Page extract:
________________

“The cost of housing relative to prevailing income levels is very high, which makes it virtually impossible for households earning less than BGN 1000/month,…., to purchase or rent any housing in the market. More than a third of young adults are unable to afford a house, and hence are continuing to live with parents or other family.” (Bulgaria: Housing Sector Assessment, June, 2017 /Prepared for Ministry of Regional Development and Public Works by the World Bank)
I have lived in Bulgaria for two decades and my work has allowed me to travel extensively throughout the country. This enables me to compare and contrast efforts towards urban development. I can take account of explicit attempts to attract tourists or to entice foreign investors. They may or may not be misguided or aesthetically misshapen but at least I can pinpoint some rationale behind the development. Having done this, I am left to admire displays of civic pride and social duty on the one hand and – on the other – despair at signs of an oligarchy out of control. I don’t seek to comment on the architectural taste (or tastelessness) of Bulgaria’s wealthy elite. Rather, I’m more inclined to ask: What’s it all for? Who are the intended inhabitants of these ostentatious buildings where units are prohibitively expensive to rent or buy? Why are these modernistic structures multiplying in town and city centres where a large proportion of the buildings – those with greater social utilitarian value – are showing serious signs of decay?
I live in the northern city of Ruse where life for most residents has taken on a somewhat hostile surrealism. This derives from conspicuous displays of the wealth of a very small minority. We all know that the nouveaux riche can be vulgar and loud in their public celebration of the possessions their money can buy. However, I’m not talking about the walking-talking horror shows to which we have become accustomed in the city-centre restaurants or main shopping mall courtesy of the local mutra or a minority of Romanian visitors.
I’m talking about the prevailing sense of being a denizen of a blighted realm that exists in parallel with the emergent Little Manhattan in the Balkans.
This sensation accentuates a feeling of Powerlessness.
Here is a quote from Dacher Keltner, a professor of psychology at University of California, Berkeley:-
“Chronic threat and stress damage regions of the brain that are involved in planning and the pursuit of goals. The principle is clear: powerlessness undermines the individual’s ability to contribute to society.”
In Ruse (and other Bulgarian cities) commerce among small and medium-sized businesses is faltering badly. In the main shopping street, the contrast between the numerous empty shops (failed businesses) and flash, hipster coffee shops is jarring. These cafes appear comfortably cushioned in more than one sense.
Location, location, location. We await the grand opening of Hesburger in its prominent position in the city centre where it will potently symbolize the ongoing desecration of a city named Little Vienna on the basis of its architectural heritage and cultural alignment with Mitteleuropa.
There is a further symbol of this desecration and it contributes significantly to the sense of parallel worlds experienced by most Ruse residents. I’m talking about the luxury property market and the selection of certain inner-city neighbourhoods for “gentrification”. Hostile surrealism prevails when, in the space of 3 minutes, you can leave Little Vienna (duly Hesburgered) and enter streets where development is in full swing.
A two-bedroom apartment or a penthouse with a river view sound just dandy. However, the apartment will cost upwards of 95,000 Euro and the penthouse……don’t ask.
Who are the intended occupants of these super-expensive homes? Where are the businesses that can afford to rent the palatial office / retail space on the lower floors?

________________

[Annotated region listings]
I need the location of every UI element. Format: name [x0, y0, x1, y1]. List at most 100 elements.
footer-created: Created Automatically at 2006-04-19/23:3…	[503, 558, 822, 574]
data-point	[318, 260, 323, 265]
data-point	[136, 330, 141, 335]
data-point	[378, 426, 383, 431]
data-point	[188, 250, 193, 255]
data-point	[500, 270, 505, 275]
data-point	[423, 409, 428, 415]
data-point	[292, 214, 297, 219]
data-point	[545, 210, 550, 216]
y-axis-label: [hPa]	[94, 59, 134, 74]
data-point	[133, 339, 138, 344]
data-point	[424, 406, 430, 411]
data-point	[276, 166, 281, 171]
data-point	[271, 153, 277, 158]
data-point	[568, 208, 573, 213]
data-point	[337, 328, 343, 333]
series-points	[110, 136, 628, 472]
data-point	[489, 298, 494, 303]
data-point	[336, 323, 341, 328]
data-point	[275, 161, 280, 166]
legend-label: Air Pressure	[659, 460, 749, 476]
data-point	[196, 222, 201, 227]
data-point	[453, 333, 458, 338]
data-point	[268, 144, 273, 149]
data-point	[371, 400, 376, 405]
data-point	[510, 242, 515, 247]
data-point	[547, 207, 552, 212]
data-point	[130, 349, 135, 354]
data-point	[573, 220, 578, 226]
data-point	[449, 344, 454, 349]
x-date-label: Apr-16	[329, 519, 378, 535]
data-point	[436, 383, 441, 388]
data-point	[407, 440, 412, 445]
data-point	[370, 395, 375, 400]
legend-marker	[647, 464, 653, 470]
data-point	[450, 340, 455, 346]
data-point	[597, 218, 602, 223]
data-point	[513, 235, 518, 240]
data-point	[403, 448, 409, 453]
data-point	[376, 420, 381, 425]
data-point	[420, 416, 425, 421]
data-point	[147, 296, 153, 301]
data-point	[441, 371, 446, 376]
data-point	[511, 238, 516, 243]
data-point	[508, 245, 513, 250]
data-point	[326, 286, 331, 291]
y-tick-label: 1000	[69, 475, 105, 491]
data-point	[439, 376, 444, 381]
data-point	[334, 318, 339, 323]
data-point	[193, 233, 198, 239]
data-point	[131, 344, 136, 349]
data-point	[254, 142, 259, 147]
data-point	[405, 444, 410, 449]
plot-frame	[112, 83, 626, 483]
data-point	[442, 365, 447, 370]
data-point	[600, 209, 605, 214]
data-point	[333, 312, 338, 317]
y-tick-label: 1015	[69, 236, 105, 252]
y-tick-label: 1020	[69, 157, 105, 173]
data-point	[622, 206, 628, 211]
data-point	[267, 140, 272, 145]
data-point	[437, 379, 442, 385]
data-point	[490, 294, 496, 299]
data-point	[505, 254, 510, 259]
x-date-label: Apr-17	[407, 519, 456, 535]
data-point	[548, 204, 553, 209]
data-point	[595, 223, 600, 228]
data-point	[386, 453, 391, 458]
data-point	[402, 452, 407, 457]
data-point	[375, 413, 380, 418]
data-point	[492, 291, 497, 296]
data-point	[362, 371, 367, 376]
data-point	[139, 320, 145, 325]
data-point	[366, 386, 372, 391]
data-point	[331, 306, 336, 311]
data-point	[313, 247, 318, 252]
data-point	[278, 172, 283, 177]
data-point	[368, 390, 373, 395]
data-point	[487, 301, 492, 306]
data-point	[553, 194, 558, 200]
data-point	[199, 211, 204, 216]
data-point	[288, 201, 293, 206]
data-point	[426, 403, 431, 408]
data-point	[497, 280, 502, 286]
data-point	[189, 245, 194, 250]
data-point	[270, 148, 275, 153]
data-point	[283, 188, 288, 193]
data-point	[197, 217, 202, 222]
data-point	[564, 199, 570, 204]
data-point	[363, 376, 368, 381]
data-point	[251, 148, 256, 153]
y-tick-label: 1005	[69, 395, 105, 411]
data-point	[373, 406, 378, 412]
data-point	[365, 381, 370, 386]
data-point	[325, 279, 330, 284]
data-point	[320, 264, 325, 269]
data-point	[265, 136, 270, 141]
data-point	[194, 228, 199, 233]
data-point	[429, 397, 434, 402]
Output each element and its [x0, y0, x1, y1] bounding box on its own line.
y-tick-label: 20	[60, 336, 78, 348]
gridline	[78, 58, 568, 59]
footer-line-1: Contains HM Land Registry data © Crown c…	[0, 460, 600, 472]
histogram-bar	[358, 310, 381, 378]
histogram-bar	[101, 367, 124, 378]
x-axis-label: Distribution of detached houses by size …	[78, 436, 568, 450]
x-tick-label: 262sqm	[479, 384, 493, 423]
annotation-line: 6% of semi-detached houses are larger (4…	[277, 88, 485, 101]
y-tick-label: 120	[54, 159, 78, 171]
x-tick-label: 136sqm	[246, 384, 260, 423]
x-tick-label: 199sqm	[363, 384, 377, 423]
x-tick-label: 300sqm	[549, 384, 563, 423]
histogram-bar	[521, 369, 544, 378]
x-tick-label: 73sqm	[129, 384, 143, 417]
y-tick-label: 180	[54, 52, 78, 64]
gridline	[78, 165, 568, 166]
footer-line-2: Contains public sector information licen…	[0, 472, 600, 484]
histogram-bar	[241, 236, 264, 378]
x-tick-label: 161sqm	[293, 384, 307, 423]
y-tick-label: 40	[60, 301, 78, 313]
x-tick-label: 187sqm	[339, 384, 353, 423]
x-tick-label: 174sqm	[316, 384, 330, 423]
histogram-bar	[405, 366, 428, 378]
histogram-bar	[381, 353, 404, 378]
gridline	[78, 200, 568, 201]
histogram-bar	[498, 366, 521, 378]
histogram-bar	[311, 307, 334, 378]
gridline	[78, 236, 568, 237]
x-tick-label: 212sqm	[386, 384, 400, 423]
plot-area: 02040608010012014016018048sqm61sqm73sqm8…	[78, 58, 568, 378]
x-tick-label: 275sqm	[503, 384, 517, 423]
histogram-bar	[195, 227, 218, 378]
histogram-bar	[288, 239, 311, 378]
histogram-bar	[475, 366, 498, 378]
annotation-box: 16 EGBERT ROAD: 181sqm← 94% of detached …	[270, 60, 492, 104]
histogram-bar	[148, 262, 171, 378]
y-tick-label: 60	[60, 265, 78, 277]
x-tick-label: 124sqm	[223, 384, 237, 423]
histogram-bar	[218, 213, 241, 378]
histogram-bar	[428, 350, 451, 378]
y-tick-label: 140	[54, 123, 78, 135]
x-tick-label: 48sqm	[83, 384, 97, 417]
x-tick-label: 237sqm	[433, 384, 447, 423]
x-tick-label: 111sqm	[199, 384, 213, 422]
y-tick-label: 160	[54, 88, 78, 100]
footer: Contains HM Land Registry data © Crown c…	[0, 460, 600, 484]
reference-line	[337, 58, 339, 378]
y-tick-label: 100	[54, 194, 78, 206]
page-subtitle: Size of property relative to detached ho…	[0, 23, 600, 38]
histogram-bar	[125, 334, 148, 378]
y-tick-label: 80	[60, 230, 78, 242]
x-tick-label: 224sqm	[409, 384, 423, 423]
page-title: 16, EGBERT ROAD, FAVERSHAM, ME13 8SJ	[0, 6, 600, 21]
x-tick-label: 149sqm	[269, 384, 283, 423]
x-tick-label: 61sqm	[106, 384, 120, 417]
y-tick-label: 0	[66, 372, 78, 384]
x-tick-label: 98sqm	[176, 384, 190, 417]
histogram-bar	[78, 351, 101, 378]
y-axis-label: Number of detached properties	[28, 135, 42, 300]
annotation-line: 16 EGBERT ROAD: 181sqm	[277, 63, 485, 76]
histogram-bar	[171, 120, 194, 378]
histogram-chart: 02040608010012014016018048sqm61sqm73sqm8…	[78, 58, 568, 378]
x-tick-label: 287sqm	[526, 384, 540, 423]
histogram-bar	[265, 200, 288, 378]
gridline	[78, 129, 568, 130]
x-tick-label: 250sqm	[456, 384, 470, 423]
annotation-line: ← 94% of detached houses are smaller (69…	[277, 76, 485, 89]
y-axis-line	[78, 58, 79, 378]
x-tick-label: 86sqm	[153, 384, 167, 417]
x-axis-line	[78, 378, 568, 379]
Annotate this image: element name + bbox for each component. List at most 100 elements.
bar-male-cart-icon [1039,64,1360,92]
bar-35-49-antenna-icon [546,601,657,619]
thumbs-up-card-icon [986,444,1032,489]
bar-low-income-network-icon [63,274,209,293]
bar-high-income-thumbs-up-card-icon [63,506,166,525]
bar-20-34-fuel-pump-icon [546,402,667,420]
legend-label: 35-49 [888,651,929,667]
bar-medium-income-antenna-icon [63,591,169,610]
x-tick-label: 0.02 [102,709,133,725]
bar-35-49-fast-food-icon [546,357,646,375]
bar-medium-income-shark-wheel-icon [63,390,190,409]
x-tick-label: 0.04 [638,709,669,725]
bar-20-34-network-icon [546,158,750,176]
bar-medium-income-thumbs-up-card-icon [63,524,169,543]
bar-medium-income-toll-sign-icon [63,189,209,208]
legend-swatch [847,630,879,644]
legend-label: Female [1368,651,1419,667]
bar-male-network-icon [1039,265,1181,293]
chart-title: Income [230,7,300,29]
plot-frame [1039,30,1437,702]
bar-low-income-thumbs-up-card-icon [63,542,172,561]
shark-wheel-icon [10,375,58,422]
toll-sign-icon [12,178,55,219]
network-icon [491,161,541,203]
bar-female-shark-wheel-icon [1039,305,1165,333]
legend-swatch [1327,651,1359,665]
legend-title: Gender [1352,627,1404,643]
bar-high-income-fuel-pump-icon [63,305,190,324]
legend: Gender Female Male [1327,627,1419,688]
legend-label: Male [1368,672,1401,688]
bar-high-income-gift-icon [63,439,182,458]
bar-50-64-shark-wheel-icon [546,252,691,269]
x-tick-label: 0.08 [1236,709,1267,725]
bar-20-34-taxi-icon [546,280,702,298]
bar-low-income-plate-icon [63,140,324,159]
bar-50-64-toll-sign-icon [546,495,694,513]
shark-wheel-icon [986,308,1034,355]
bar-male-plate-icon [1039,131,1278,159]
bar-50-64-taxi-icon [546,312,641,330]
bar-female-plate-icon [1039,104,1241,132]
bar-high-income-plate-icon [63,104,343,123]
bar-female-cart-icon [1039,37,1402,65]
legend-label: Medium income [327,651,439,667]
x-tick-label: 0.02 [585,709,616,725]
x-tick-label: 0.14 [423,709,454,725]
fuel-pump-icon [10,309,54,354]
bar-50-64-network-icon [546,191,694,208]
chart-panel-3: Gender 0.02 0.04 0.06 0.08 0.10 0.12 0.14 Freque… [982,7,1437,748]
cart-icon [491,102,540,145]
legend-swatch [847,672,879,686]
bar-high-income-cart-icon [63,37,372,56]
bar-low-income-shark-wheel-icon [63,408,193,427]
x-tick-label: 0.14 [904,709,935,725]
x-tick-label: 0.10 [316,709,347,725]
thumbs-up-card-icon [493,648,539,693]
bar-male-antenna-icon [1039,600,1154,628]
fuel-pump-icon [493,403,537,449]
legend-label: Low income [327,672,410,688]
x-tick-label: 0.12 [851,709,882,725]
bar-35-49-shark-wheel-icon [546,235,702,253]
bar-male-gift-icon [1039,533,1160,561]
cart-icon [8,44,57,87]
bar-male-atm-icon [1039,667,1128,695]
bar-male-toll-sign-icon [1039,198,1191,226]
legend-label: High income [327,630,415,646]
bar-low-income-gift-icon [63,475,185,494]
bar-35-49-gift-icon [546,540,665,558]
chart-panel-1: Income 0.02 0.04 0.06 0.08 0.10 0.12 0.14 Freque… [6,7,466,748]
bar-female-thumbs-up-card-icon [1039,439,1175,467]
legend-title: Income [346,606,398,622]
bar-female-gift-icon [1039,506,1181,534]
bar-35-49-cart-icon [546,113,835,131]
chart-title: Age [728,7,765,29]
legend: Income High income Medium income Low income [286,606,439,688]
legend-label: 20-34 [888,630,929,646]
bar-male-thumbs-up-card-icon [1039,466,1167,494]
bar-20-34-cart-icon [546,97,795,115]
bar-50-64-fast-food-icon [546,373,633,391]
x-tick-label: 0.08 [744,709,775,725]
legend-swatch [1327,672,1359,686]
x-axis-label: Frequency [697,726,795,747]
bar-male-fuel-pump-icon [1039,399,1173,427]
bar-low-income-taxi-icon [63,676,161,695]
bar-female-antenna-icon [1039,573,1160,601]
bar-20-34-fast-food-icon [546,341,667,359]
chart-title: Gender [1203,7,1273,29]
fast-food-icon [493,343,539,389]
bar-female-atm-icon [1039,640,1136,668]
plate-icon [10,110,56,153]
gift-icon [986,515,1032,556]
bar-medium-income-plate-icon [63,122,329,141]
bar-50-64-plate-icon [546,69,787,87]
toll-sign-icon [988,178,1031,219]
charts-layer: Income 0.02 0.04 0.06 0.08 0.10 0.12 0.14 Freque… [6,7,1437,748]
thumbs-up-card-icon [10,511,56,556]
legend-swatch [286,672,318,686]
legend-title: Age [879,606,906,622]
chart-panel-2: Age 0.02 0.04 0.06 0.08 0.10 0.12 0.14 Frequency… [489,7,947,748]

________________

Exercise prompt: Quote the essay on housing in Ruse word for word, starting at "This sensation accentuates" and ending at "than one sense.". Work only from the essay on housing in Ruse, not from the entries.

Response to this task:
This sensation accentuates a feeling of Powerlessness.
Here is a quote from Dacher Keltner, a professor of psychology at University of California, Berkeley:-
“Chronic threat and stress damage regions of the brain that are involved in planning and the pursuit of goals. The principle is clear: powerlessness undermines the individual’s ability to contribute to society.”
In Ruse (and other Bulgarian cities) commerce among small and medium-sized businesses is faltering badly. In the main shopping street, the contrast between the numerous empty shops (failed businesses) and flash, hipster coffee shops is jarring. These cafes appear comfortably cushioned in more than one sense.